Records for this task:
####

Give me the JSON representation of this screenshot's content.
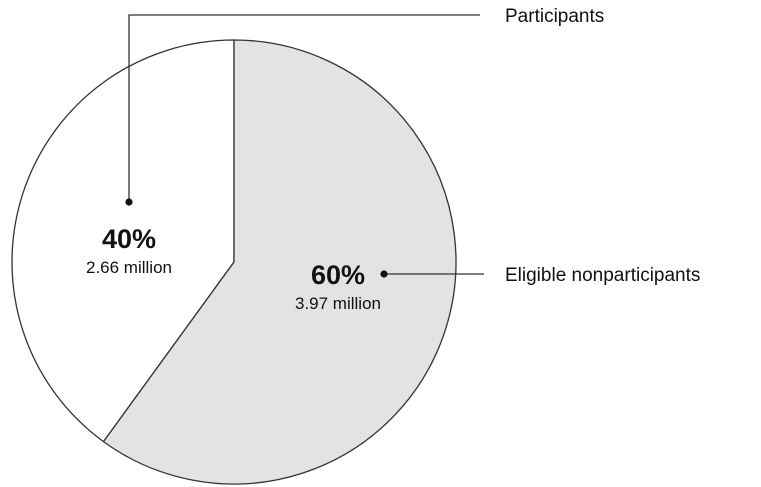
{
  "chart_data": {
    "type": "pie",
    "slices": [
      {
        "name": "Participants",
        "percent": 40,
        "percent_label": "40%",
        "value_label": "2.66 million",
        "value_millions": 2.66,
        "fill": "#ffffff"
      },
      {
        "name": "Eligible nonparticipants",
        "percent": 60,
        "percent_label": "60%",
        "value_label": "3.97 million",
        "value_millions": 3.97,
        "fill": "#e3e3e5"
      }
    ],
    "colors": {
      "outline": "#333333",
      "text": "#111111"
    }
  }
}
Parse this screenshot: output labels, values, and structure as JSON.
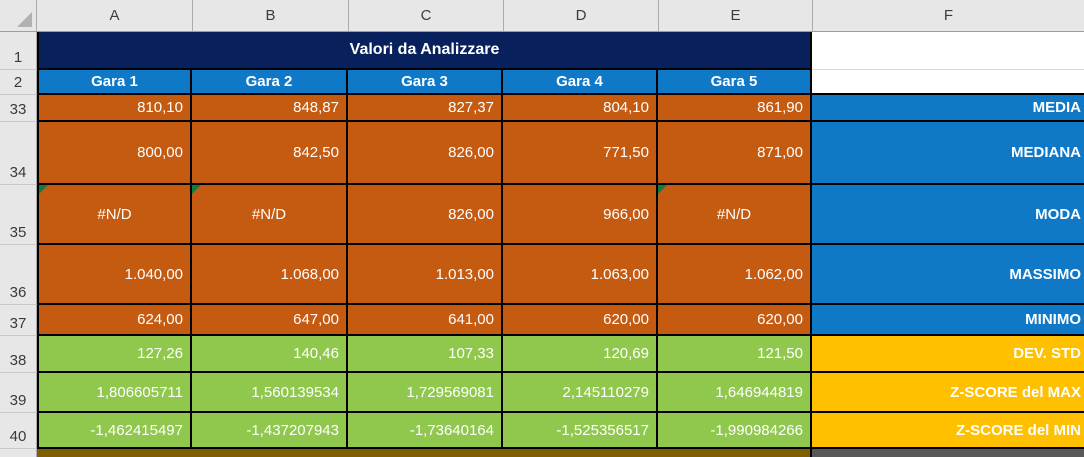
{
  "sheet": {
    "column_headers": [
      "A",
      "B",
      "C",
      "D",
      "E",
      "F"
    ],
    "row_headers": [
      "1",
      "2",
      "33",
      "34",
      "35",
      "36",
      "37",
      "38",
      "39",
      "40"
    ],
    "title": "Valori da Analizzare",
    "race_headers": [
      "Gara 1",
      "Gara 2",
      "Gara 3",
      "Gara 4",
      "Gara 5"
    ],
    "stat_rows": [
      {
        "row": "33",
        "label": "MEDIA",
        "band": "orange",
        "label_band": "blue",
        "error_flags": [],
        "values": [
          "810,10",
          "848,87",
          "827,37",
          "804,10",
          "861,90"
        ]
      },
      {
        "row": "34",
        "label": "MEDIANA",
        "band": "orange",
        "label_band": "blue",
        "error_flags": [],
        "values": [
          "800,00",
          "842,50",
          "826,00",
          "771,50",
          "871,00"
        ]
      },
      {
        "row": "35",
        "label": "MODA",
        "band": "orange",
        "label_band": "blue",
        "error_flags": [
          0,
          1,
          4
        ],
        "values": [
          "#N/D",
          "#N/D",
          "826,00",
          "966,00",
          "#N/D"
        ]
      },
      {
        "row": "36",
        "label": "MASSIMO",
        "band": "orange",
        "label_band": "blue",
        "error_flags": [],
        "values": [
          "1.040,00",
          "1.068,00",
          "1.013,00",
          "1.063,00",
          "1.062,00"
        ]
      },
      {
        "row": "37",
        "label": "MINIMO",
        "band": "orange",
        "label_band": "blue",
        "error_flags": [],
        "values": [
          "624,00",
          "647,00",
          "641,00",
          "620,00",
          "620,00"
        ]
      },
      {
        "row": "38",
        "label": "DEV. STD",
        "band": "green",
        "label_band": "gold",
        "error_flags": [],
        "values": [
          "127,26",
          "140,46",
          "107,33",
          "120,69",
          "121,50"
        ]
      },
      {
        "row": "39",
        "label": "Z-SCORE del MAX",
        "band": "green",
        "label_band": "gold",
        "error_flags": [],
        "values": [
          "1,806605711",
          "1,560139534",
          "1,729569081",
          "2,145110279",
          "1,646944819"
        ]
      },
      {
        "row": "40",
        "label": "Z-SCORE del MIN",
        "band": "green",
        "label_band": "gold",
        "error_flags": [],
        "values": [
          "-1,462415497",
          "-1,437207943",
          "-1,73640164",
          "-1,525356517",
          "-1,990984266"
        ]
      }
    ],
    "error_text": "#N/D"
  },
  "colors": {
    "title_navy": "#08205C",
    "header_blue": "#0F79C8",
    "stat_orange": "#C55A11",
    "stat_green": "#8FC84C",
    "label_gold": "#FFC000",
    "strip_olive": "#7F6000",
    "strip_gray": "#595959",
    "grid_border": "#000000",
    "error_indicator_green": "#107C41"
  }
}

####

Problem requirements: Take the listing above and restate it word for word, without its pictures.

Complete response:
Give me the JSON representation of this screenshot's content.
{
  "chart_data": {
    "type": "pie",
    "slices": [
      {
        "name": "Participants",
        "percent": 40,
        "percent_label": "40%",
        "value_label": "2.66 million",
        "value_millions": 2.66,
        "fill": "#ffffff"
      },
      {
        "name": "Eligible nonparticipants",
        "percent": 60,
        "percent_label": "60%",
        "value_label": "3.97 million",
        "value_millions": 3.97,
        "fill": "#e3e3e5"
      }
    ],
    "colors": {
      "outline": "#333333",
      "text": "#111111"
    }
  }
}
Parse this screenshot: output labels, values, and structure as JSON.
{
  "sheet": {
    "column_headers": [
      "A",
      "B",
      "C",
      "D",
      "E",
      "F"
    ],
    "row_headers": [
      "1",
      "2",
      "33",
      "34",
      "35",
      "36",
      "37",
      "38",
      "39",
      "40"
    ],
    "title": "Valori da Analizzare",
    "race_headers": [
      "Gara 1",
      "Gara 2",
      "Gara 3",
      "Gara 4",
      "Gara 5"
    ],
    "stat_rows": [
      {
        "row": "33",
        "label": "MEDIA",
        "band": "orange",
        "label_band": "blue",
        "error_flags": [],
        "values": [
          "810,10",
          "848,87",
          "827,37",
          "804,10",
          "861,90"
        ]
      },
      {
        "row": "34",
        "label": "MEDIANA",
        "band": "orange",
        "label_band": "blue",
        "error_flags": [],
        "values": [
          "800,00",
          "842,50",
          "826,00",
          "771,50",
          "871,00"
        ]
      },
      {
        "row": "35",
        "label": "MODA",
        "band": "orange",
        "label_band": "blue",
        "error_flags": [
          0,
          1,
          4
        ],
        "values": [
          "#N/D",
          "#N/D",
          "826,00",
          "966,00",
          "#N/D"
        ]
      },
      {
        "row": "36",
        "label": "MASSIMO",
        "band": "orange",
        "label_band": "blue",
        "error_flags": [],
        "values": [
          "1.040,00",
          "1.068,00",
          "1.013,00",
          "1.063,00",
          "1.062,00"
        ]
      },
      {
        "row": "37",
        "label": "MINIMO",
        "band": "orange",
        "label_band": "blue",
        "error_flags": [],
        "values": [
          "624,00",
          "647,00",
          "641,00",
          "620,00",
          "620,00"
        ]
      },
      {
        "row": "38",
        "label": "DEV. STD",
        "band": "green",
        "label_band": "gold",
        "error_flags": [],
        "values": [
          "127,26",
          "140,46",
          "107,33",
          "120,69",
          "121,50"
        ]
      },
      {
        "row": "39",
        "label": "Z-SCORE del MAX",
        "band": "green",
        "label_band": "gold",
        "error_flags": [],
        "values": [
          "1,806605711",
          "1,560139534",
          "1,729569081",
          "2,145110279",
          "1,646944819"
        ]
      },
      {
        "row": "40",
        "label": "Z-SCORE del MIN",
        "band": "green",
        "label_band": "gold",
        "error_flags": [],
        "values": [
          "-1,462415497",
          "-1,437207943",
          "-1,73640164",
          "-1,525356517",
          "-1,990984266"
        ]
      }
    ],
    "error_text": "#N/D"
  },
  "colors": {
    "title_navy": "#08205C",
    "header_blue": "#0F79C8",
    "stat_orange": "#C55A11",
    "stat_green": "#8FC84C",
    "label_gold": "#FFC000",
    "strip_olive": "#7F6000",
    "strip_gray": "#595959",
    "grid_border": "#000000",
    "error_indicator_green": "#107C41"
  }
}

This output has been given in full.